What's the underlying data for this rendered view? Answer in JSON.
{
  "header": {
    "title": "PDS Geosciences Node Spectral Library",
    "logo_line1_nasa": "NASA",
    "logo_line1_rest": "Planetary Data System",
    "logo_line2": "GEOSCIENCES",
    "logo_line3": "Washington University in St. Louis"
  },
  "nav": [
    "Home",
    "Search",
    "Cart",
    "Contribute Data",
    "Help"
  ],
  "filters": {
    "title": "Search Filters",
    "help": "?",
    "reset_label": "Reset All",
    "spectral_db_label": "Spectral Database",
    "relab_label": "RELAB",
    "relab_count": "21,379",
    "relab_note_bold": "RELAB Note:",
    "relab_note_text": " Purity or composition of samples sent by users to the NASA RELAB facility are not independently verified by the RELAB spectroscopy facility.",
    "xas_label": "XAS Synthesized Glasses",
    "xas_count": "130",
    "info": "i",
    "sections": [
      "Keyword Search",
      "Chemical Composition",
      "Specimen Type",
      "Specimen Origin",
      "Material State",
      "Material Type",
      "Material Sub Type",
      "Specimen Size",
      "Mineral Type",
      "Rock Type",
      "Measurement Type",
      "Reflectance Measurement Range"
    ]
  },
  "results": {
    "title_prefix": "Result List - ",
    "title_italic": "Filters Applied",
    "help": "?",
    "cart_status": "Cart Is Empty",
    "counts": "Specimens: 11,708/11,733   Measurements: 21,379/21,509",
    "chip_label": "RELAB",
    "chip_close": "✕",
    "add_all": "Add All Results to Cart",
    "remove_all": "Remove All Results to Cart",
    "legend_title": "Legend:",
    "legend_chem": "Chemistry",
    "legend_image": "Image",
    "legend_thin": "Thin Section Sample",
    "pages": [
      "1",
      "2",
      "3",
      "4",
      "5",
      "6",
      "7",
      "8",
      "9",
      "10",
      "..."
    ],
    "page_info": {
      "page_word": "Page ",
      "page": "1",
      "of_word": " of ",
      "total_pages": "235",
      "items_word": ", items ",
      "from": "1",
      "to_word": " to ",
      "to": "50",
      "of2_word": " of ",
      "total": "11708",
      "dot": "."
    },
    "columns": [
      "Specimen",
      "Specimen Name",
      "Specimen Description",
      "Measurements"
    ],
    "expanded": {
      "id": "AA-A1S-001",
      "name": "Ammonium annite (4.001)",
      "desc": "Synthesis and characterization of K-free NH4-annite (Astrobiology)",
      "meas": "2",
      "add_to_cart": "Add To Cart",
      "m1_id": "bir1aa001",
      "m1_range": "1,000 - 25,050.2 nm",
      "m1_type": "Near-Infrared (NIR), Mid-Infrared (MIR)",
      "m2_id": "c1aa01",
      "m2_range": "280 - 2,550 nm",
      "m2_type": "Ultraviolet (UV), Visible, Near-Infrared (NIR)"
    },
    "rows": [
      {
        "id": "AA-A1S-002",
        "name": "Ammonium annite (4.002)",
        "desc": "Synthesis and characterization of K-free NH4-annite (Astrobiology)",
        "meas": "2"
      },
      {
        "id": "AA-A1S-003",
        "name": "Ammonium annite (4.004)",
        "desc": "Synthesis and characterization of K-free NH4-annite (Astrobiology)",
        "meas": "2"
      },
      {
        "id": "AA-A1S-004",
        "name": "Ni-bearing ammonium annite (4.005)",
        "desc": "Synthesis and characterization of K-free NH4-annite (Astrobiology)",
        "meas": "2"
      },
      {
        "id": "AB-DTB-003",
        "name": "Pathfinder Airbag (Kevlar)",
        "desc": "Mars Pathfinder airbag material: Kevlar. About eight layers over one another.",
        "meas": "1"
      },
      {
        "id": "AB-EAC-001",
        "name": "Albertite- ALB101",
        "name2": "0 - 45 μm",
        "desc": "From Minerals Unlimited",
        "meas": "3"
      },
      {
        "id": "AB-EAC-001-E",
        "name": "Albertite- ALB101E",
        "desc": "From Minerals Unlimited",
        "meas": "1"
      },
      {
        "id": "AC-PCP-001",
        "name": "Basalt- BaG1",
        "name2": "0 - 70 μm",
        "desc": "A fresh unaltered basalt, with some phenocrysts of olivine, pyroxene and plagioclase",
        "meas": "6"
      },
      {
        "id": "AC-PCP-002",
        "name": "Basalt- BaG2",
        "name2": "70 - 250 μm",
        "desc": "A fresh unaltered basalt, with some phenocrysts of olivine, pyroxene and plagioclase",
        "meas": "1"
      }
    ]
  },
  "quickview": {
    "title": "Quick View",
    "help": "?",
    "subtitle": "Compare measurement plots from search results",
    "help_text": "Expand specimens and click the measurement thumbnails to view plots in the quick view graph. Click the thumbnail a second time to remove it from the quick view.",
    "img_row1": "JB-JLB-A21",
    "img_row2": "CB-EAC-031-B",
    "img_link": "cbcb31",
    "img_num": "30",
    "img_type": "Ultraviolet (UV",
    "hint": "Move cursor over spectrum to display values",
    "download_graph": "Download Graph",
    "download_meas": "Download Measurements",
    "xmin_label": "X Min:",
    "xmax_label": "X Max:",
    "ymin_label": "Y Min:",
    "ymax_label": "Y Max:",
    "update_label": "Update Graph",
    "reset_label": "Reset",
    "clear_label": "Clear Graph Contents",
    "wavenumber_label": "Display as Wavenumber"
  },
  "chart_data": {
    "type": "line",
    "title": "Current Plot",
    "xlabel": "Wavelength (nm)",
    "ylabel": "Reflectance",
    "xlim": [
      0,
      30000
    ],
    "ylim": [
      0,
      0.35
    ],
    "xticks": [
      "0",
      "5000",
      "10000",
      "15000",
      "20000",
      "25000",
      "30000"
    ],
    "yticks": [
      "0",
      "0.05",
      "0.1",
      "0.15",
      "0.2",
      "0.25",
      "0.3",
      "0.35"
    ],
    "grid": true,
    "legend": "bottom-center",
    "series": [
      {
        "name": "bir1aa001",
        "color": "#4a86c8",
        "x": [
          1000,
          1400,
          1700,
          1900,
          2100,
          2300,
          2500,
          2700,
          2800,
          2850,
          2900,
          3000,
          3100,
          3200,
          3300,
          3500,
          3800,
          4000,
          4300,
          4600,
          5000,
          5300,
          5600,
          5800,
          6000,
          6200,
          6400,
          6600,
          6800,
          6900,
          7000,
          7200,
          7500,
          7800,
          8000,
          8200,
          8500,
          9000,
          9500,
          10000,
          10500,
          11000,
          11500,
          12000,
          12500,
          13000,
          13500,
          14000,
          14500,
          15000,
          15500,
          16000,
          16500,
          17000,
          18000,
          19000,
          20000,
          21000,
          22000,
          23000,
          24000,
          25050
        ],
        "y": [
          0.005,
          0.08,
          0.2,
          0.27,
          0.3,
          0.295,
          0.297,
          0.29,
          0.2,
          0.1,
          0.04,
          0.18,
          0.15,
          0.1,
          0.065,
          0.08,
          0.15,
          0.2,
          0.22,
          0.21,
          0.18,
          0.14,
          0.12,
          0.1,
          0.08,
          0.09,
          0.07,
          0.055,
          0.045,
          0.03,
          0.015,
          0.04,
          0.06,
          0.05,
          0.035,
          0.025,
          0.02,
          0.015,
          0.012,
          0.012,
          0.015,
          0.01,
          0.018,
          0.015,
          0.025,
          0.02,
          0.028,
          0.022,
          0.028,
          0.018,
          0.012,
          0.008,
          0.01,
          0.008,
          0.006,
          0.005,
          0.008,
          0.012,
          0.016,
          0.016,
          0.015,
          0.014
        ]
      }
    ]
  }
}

Your instructions: Copy out each line exactly.

Written answer:
What's the underlying data for this rendered view? Answer in JSON.
{
  "header": {
    "title": "PDS Geosciences Node Spectral Library",
    "logo_line1_nasa": "NASA",
    "logo_line1_rest": "Planetary Data System",
    "logo_line2": "GEOSCIENCES",
    "logo_line3": "Washington University in St. Louis"
  },
  "nav": [
    "Home",
    "Search",
    "Cart",
    "Contribute Data",
    "Help"
  ],
  "filters": {
    "title": "Search Filters",
    "help": "?",
    "reset_label": "Reset All",
    "spectral_db_label": "Spectral Database",
    "relab_label": "RELAB",
    "relab_count": "21,379",
    "relab_note_bold": "RELAB Note:",
    "relab_note_text": " Purity or composition of samples sent by users to the NASA RELAB facility are not independently verified by the RELAB spectroscopy facility.",
    "xas_label": "XAS Synthesized Glasses",
    "xas_count": "130",
    "info": "i",
    "sections": [
      "Keyword Search",
      "Chemical Composition",
      "Specimen Type",
      "Specimen Origin",
      "Material State",
      "Material Type",
      "Material Sub Type",
      "Specimen Size",
      "Mineral Type",
      "Rock Type",
      "Measurement Type",
      "Reflectance Measurement Range"
    ]
  },
  "results": {
    "title_prefix": "Result List - ",
    "title_italic": "Filters Applied",
    "help": "?",
    "cart_status": "Cart Is Empty",
    "counts": "Specimens: 11,708/11,733   Measurements: 21,379/21,509",
    "chip_label": "RELAB",
    "chip_close": "✕",
    "add_all": "Add All Results to Cart",
    "remove_all": "Remove All Results to Cart",
    "legend_title": "Legend:",
    "legend_chem": "Chemistry",
    "legend_image": "Image",
    "legend_thin": "Thin Section Sample",
    "pages": [
      "1",
      "2",
      "3",
      "4",
      "5",
      "6",
      "7",
      "8",
      "9",
      "10",
      "..."
    ],
    "page_info": {
      "page_word": "Page ",
      "page": "1",
      "of_word": " of ",
      "total_pages": "235",
      "items_word": ", items ",
      "from": "1",
      "to_word": " to ",
      "to": "50",
      "of2_word": " of ",
      "total": "11708",
      "dot": "."
    },
    "columns": [
      "Specimen",
      "Specimen Name",
      "Specimen Description",
      "Measurements"
    ],
    "expanded": {
      "id": "AA-A1S-001",
      "name": "Ammonium annite (4.001)",
      "desc": "Synthesis and characterization of K-free NH4-annite (Astrobiology)",
      "meas": "2",
      "add_to_cart": "Add To Cart",
      "m1_id": "bir1aa001",
      "m1_range": "1,000 - 25,050.2 nm",
      "m1_type": "Near-Infrared (NIR), Mid-Infrared (MIR)",
      "m2_id": "c1aa01",
      "m2_range": "280 - 2,550 nm",
      "m2_type": "Ultraviolet (UV), Visible, Near-Infrared (NIR)"
    },
    "rows": [
      {
        "id": "AA-A1S-002",
        "name": "Ammonium annite (4.002)",
        "desc": "Synthesis and characterization of K-free NH4-annite (Astrobiology)",
        "meas": "2"
      },
      {
        "id": "AA-A1S-003",
        "name": "Ammonium annite (4.004)",
        "desc": "Synthesis and characterization of K-free NH4-annite (Astrobiology)",
        "meas": "2"
      },
      {
        "id": "AA-A1S-004",
        "name": "Ni-bearing ammonium annite (4.005)",
        "desc": "Synthesis and characterization of K-free NH4-annite (Astrobiology)",
        "meas": "2"
      },
      {
        "id": "AB-DTB-003",
        "name": "Pathfinder Airbag (Kevlar)",
        "desc": "Mars Pathfinder airbag material: Kevlar. About eight layers over one another.",
        "meas": "1"
      },
      {
        "id": "AB-EAC-001",
        "name": "Albertite- ALB101",
        "name2": "0 - 45 μm",
        "desc": "From Minerals Unlimited",
        "meas": "3"
      },
      {
        "id": "AB-EAC-001-E",
        "name": "Albertite- ALB101E",
        "desc": "From Minerals Unlimited",
        "meas": "1"
      },
      {
        "id": "AC-PCP-001",
        "name": "Basalt- BaG1",
        "name2": "0 - 70 μm",
        "desc": "A fresh unaltered basalt, with some phenocrysts of olivine, pyroxene and plagioclase",
        "meas": "6"
      },
      {
        "id": "AC-PCP-002",
        "name": "Basalt- BaG2",
        "name2": "70 - 250 μm",
        "desc": "A fresh unaltered basalt, with some phenocrysts of olivine, pyroxene and plagioclase",
        "meas": "1"
      }
    ]
  },
  "quickview": {
    "title": "Quick View",
    "help": "?",
    "subtitle": "Compare measurement plots from search results",
    "help_text": "Expand specimens and click the measurement thumbnails to view plots in the quick view graph. Click the thumbnail a second time to remove it from the quick view.",
    "img_row1": "JB-JLB-A21",
    "img_row2": "CB-EAC-031-B",
    "img_link": "cbcb31",
    "img_num": "30",
    "img_type": "Ultraviolet (UV",
    "hint": "Move cursor over spectrum to display values",
    "download_graph": "Download Graph",
    "download_meas": "Download Measurements",
    "xmin_label": "X Min:",
    "xmax_label": "X Max:",
    "ymin_label": "Y Min:",
    "ymax_label": "Y Max:",
    "update_label": "Update Graph",
    "reset_label": "Reset",
    "clear_label": "Clear Graph Contents",
    "wavenumber_label": "Display as Wavenumber"
  },
  "chart_data": {
    "type": "line",
    "title": "Current Plot",
    "xlabel": "Wavelength (nm)",
    "ylabel": "Reflectance",
    "xlim": [
      0,
      30000
    ],
    "ylim": [
      0,
      0.35
    ],
    "xticks": [
      "0",
      "5000",
      "10000",
      "15000",
      "20000",
      "25000",
      "30000"
    ],
    "yticks": [
      "0",
      "0.05",
      "0.1",
      "0.15",
      "0.2",
      "0.25",
      "0.3",
      "0.35"
    ],
    "grid": true,
    "legend": "bottom-center",
    "series": [
      {
        "name": "bir1aa001",
        "color": "#4a86c8",
        "x": [
          1000,
          1400,
          1700,
          1900,
          2100,
          2300,
          2500,
          2700,
          2800,
          2850,
          2900,
          3000,
          3100,
          3200,
          3300,
          3500,
          3800,
          4000,
          4300,
          4600,
          5000,
          5300,
          5600,
          5800,
          6000,
          6200,
          6400,
          6600,
          6800,
          6900,
          7000,
          7200,
          7500,
          7800,
          8000,
          8200,
          8500,
          9000,
          9500,
          10000,
          10500,
          11000,
          11500,
          12000,
          12500,
          13000,
          13500,
          14000,
          14500,
          15000,
          15500,
          16000,
          16500,
          17000,
          18000,
          19000,
          20000,
          21000,
          22000,
          23000,
          24000,
          25050
        ],
        "y": [
          0.005,
          0.08,
          0.2,
          0.27,
          0.3,
          0.295,
          0.297,
          0.29,
          0.2,
          0.1,
          0.04,
          0.18,
          0.15,
          0.1,
          0.065,
          0.08,
          0.15,
          0.2,
          0.22,
          0.21,
          0.18,
          0.14,
          0.12,
          0.1,
          0.08,
          0.09,
          0.07,
          0.055,
          0.045,
          0.03,
          0.015,
          0.04,
          0.06,
          0.05,
          0.035,
          0.025,
          0.02,
          0.015,
          0.012,
          0.012,
          0.015,
          0.01,
          0.018,
          0.015,
          0.025,
          0.02,
          0.028,
          0.022,
          0.028,
          0.018,
          0.012,
          0.008,
          0.01,
          0.008,
          0.006,
          0.005,
          0.008,
          0.012,
          0.016,
          0.016,
          0.015,
          0.014
        ]
      }
    ]
  }
}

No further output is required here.